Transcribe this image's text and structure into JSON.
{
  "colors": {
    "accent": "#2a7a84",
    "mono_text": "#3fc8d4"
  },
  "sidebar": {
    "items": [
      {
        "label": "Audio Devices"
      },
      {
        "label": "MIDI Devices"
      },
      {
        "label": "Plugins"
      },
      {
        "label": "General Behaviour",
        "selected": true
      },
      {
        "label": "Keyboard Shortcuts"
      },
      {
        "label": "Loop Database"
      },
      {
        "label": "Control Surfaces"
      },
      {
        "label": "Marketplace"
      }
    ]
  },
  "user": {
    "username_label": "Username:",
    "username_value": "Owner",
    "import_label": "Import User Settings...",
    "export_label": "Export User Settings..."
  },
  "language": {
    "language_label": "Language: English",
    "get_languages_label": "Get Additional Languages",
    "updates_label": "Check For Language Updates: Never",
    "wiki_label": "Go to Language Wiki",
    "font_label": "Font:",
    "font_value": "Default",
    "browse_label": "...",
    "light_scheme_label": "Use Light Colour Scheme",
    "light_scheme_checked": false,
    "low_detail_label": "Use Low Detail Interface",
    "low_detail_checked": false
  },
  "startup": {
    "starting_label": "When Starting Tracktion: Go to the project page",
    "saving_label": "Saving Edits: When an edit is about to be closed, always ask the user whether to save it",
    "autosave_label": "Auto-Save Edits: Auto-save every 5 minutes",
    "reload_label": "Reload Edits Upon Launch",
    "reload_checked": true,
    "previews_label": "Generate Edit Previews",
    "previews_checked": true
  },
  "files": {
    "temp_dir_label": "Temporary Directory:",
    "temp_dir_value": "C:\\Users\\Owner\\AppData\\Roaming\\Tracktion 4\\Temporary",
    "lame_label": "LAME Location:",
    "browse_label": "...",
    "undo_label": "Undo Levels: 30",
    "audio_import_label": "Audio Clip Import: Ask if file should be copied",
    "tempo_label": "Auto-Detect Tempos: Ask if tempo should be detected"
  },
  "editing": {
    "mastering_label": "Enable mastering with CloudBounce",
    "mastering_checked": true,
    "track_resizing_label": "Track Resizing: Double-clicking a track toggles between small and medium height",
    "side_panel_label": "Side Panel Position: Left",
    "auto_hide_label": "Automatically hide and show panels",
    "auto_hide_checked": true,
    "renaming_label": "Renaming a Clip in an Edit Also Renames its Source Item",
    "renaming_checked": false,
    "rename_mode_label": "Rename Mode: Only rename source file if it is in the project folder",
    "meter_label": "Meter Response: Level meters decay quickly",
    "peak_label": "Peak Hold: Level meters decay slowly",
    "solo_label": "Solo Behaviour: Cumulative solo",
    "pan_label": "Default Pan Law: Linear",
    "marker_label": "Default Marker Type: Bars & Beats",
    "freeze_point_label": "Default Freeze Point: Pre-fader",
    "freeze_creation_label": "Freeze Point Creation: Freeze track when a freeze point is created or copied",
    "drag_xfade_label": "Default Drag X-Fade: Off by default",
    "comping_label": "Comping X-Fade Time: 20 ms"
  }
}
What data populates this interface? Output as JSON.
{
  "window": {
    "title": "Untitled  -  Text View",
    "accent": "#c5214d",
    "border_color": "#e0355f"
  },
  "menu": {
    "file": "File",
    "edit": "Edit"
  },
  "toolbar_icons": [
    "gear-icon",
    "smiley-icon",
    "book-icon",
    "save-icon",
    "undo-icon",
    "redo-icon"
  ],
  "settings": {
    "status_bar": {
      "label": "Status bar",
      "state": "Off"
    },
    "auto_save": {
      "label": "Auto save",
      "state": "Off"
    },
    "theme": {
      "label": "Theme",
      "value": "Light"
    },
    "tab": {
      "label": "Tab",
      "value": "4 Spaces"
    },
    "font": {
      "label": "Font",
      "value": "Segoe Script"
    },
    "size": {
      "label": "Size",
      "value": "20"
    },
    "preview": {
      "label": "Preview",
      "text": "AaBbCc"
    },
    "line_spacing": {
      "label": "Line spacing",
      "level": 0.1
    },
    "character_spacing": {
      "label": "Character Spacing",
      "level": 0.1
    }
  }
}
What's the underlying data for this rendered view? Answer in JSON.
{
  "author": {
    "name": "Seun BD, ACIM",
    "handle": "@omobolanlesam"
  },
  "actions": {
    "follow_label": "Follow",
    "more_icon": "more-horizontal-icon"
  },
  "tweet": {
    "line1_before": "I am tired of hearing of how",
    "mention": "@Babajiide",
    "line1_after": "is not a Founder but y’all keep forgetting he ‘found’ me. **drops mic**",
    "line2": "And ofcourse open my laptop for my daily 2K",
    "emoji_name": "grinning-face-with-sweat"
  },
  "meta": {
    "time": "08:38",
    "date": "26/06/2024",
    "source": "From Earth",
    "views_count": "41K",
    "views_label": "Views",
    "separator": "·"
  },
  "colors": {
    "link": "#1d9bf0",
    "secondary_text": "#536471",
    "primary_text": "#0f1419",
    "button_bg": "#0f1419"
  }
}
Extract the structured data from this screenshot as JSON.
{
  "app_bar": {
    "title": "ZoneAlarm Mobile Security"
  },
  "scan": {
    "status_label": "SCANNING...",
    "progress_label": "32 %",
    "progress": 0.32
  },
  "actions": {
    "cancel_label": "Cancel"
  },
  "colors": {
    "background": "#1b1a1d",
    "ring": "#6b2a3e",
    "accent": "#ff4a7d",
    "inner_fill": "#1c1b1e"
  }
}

::::::::::

* _Directive_:
Copy each line of the listing that holds the word "Edits".

* _Reply to the task_:
    "saving_label": "Saving Edits: When an edit is about to be closed, always ask the user whether to save it",
    "autosave_label": "Auto-Save Edits: Auto-save every 5 minutes",
    "reload_label": "Reload Edits Upon Launch",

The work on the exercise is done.